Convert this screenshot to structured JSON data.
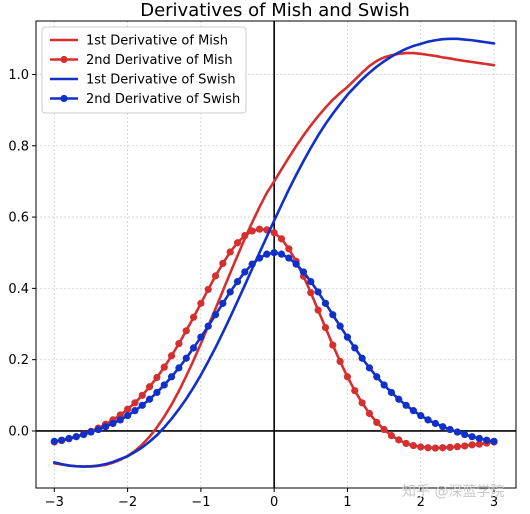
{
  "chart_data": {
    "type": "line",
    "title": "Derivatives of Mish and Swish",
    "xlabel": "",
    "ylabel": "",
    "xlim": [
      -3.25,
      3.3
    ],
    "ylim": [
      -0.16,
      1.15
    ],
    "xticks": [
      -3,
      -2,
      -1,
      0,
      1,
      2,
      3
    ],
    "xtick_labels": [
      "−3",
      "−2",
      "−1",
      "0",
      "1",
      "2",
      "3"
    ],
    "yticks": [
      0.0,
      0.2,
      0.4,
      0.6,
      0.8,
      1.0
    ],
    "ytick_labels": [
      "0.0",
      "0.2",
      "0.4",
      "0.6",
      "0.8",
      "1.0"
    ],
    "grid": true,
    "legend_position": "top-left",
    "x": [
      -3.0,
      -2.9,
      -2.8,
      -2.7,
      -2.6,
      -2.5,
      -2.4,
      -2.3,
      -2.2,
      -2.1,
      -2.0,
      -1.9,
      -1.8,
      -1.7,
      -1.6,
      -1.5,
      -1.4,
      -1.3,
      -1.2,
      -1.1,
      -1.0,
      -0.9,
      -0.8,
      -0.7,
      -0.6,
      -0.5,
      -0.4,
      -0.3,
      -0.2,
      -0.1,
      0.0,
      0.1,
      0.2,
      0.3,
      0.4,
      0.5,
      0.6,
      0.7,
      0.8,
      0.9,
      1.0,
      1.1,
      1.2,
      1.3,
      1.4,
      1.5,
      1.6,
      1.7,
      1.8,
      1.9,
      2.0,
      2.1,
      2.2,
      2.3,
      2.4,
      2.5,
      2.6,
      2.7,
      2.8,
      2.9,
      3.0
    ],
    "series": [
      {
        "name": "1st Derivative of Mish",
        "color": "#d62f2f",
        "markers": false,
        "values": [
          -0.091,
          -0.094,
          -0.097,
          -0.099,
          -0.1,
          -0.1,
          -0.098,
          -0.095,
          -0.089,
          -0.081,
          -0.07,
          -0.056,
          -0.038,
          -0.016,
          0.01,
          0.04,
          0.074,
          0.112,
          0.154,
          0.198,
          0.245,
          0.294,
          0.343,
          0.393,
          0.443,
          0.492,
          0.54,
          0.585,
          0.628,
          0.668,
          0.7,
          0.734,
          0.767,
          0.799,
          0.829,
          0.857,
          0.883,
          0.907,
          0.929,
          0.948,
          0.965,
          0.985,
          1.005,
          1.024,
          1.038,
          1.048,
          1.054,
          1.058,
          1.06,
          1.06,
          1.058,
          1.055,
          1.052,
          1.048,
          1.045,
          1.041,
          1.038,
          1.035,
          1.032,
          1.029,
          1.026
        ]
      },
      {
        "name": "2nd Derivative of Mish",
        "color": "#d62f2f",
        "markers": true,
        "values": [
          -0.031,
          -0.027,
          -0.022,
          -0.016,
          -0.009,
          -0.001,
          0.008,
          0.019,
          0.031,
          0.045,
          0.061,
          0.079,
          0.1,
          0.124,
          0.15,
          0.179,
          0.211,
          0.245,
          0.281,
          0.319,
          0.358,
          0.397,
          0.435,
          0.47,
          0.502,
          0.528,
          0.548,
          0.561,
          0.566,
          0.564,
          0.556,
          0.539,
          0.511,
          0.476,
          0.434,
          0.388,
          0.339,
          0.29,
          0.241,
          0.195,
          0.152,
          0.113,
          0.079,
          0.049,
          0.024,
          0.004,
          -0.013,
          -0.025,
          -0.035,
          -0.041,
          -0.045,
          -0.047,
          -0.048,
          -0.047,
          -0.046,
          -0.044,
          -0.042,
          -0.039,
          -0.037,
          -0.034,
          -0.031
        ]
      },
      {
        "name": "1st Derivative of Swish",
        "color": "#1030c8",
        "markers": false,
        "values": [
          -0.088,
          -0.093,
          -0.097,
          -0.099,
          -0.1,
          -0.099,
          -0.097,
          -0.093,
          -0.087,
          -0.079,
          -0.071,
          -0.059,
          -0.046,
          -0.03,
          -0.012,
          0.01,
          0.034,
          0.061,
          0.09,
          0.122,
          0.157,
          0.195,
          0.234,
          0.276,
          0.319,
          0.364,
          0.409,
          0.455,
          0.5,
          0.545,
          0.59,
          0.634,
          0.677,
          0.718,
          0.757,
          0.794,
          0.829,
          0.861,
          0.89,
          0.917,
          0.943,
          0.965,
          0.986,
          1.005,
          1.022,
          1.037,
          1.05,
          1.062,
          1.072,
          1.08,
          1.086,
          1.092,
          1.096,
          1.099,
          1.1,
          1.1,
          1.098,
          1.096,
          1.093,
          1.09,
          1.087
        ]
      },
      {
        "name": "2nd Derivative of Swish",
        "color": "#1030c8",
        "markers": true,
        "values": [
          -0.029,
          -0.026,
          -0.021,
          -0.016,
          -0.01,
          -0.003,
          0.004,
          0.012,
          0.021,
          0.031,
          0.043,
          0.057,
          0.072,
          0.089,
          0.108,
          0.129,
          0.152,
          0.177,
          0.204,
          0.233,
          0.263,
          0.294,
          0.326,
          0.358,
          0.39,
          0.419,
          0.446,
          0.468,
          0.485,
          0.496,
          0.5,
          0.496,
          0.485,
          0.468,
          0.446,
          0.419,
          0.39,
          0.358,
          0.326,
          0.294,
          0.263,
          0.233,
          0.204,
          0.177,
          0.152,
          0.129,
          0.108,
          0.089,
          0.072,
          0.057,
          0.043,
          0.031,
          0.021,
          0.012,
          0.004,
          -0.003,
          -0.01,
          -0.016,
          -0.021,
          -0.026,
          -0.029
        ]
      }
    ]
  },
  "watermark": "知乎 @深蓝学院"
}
● ● ● ● ●
- [Do this]:
Quote the records above exactly, leaving out any pictures.

- [Result for this task]:
Convert this screenshot to structured JSON data.
{
  "chart_data": {
    "type": "line",
    "title": "Derivatives of Mish and Swish",
    "xlabel": "",
    "ylabel": "",
    "xlim": [
      -3.25,
      3.3
    ],
    "ylim": [
      -0.16,
      1.15
    ],
    "xticks": [
      -3,
      -2,
      -1,
      0,
      1,
      2,
      3
    ],
    "xtick_labels": [
      "−3",
      "−2",
      "−1",
      "0",
      "1",
      "2",
      "3"
    ],
    "yticks": [
      0.0,
      0.2,
      0.4,
      0.6,
      0.8,
      1.0
    ],
    "ytick_labels": [
      "0.0",
      "0.2",
      "0.4",
      "0.6",
      "0.8",
      "1.0"
    ],
    "grid": true,
    "legend_position": "top-left",
    "x": [
      -3.0,
      -2.9,
      -2.8,
      -2.7,
      -2.6,
      -2.5,
      -2.4,
      -2.3,
      -2.2,
      -2.1,
      -2.0,
      -1.9,
      -1.8,
      -1.7,
      -1.6,
      -1.5,
      -1.4,
      -1.3,
      -1.2,
      -1.1,
      -1.0,
      -0.9,
      -0.8,
      -0.7,
      -0.6,
      -0.5,
      -0.4,
      -0.3,
      -0.2,
      -0.1,
      0.0,
      0.1,
      0.2,
      0.3,
      0.4,
      0.5,
      0.6,
      0.7,
      0.8,
      0.9,
      1.0,
      1.1,
      1.2,
      1.3,
      1.4,
      1.5,
      1.6,
      1.7,
      1.8,
      1.9,
      2.0,
      2.1,
      2.2,
      2.3,
      2.4,
      2.5,
      2.6,
      2.7,
      2.8,
      2.9,
      3.0
    ],
    "series": [
      {
        "name": "1st Derivative of Mish",
        "color": "#d62f2f",
        "markers": false,
        "values": [
          -0.091,
          -0.094,
          -0.097,
          -0.099,
          -0.1,
          -0.1,
          -0.098,
          -0.095,
          -0.089,
          -0.081,
          -0.07,
          -0.056,
          -0.038,
          -0.016,
          0.01,
          0.04,
          0.074,
          0.112,
          0.154,
          0.198,
          0.245,
          0.294,
          0.343,
          0.393,
          0.443,
          0.492,
          0.54,
          0.585,
          0.628,
          0.668,
          0.7,
          0.734,
          0.767,
          0.799,
          0.829,
          0.857,
          0.883,
          0.907,
          0.929,
          0.948,
          0.965,
          0.985,
          1.005,
          1.024,
          1.038,
          1.048,
          1.054,
          1.058,
          1.06,
          1.06,
          1.058,
          1.055,
          1.052,
          1.048,
          1.045,
          1.041,
          1.038,
          1.035,
          1.032,
          1.029,
          1.026
        ]
      },
      {
        "name": "2nd Derivative of Mish",
        "color": "#d62f2f",
        "markers": true,
        "values": [
          -0.031,
          -0.027,
          -0.022,
          -0.016,
          -0.009,
          -0.001,
          0.008,
          0.019,
          0.031,
          0.045,
          0.061,
          0.079,
          0.1,
          0.124,
          0.15,
          0.179,
          0.211,
          0.245,
          0.281,
          0.319,
          0.358,
          0.397,
          0.435,
          0.47,
          0.502,
          0.528,
          0.548,
          0.561,
          0.566,
          0.564,
          0.556,
          0.539,
          0.511,
          0.476,
          0.434,
          0.388,
          0.339,
          0.29,
          0.241,
          0.195,
          0.152,
          0.113,
          0.079,
          0.049,
          0.024,
          0.004,
          -0.013,
          -0.025,
          -0.035,
          -0.041,
          -0.045,
          -0.047,
          -0.048,
          -0.047,
          -0.046,
          -0.044,
          -0.042,
          -0.039,
          -0.037,
          -0.034,
          -0.031
        ]
      },
      {
        "name": "1st Derivative of Swish",
        "color": "#1030c8",
        "markers": false,
        "values": [
          -0.088,
          -0.093,
          -0.097,
          -0.099,
          -0.1,
          -0.099,
          -0.097,
          -0.093,
          -0.087,
          -0.079,
          -0.071,
          -0.059,
          -0.046,
          -0.03,
          -0.012,
          0.01,
          0.034,
          0.061,
          0.09,
          0.122,
          0.157,
          0.195,
          0.234,
          0.276,
          0.319,
          0.364,
          0.409,
          0.455,
          0.5,
          0.545,
          0.59,
          0.634,
          0.677,
          0.718,
          0.757,
          0.794,
          0.829,
          0.861,
          0.89,
          0.917,
          0.943,
          0.965,
          0.986,
          1.005,
          1.022,
          1.037,
          1.05,
          1.062,
          1.072,
          1.08,
          1.086,
          1.092,
          1.096,
          1.099,
          1.1,
          1.1,
          1.098,
          1.096,
          1.093,
          1.09,
          1.087
        ]
      },
      {
        "name": "2nd Derivative of Swish",
        "color": "#1030c8",
        "markers": true,
        "values": [
          -0.029,
          -0.026,
          -0.021,
          -0.016,
          -0.01,
          -0.003,
          0.004,
          0.012,
          0.021,
          0.031,
          0.043,
          0.057,
          0.072,
          0.089,
          0.108,
          0.129,
          0.152,
          0.177,
          0.204,
          0.233,
          0.263,
          0.294,
          0.326,
          0.358,
          0.39,
          0.419,
          0.446,
          0.468,
          0.485,
          0.496,
          0.5,
          0.496,
          0.485,
          0.468,
          0.446,
          0.419,
          0.39,
          0.358,
          0.326,
          0.294,
          0.263,
          0.233,
          0.204,
          0.177,
          0.152,
          0.129,
          0.108,
          0.089,
          0.072,
          0.057,
          0.043,
          0.031,
          0.021,
          0.012,
          0.004,
          -0.003,
          -0.01,
          -0.016,
          -0.021,
          -0.026,
          -0.029
        ]
      }
    ]
  },
  "watermark": "知乎 @深蓝学院"
}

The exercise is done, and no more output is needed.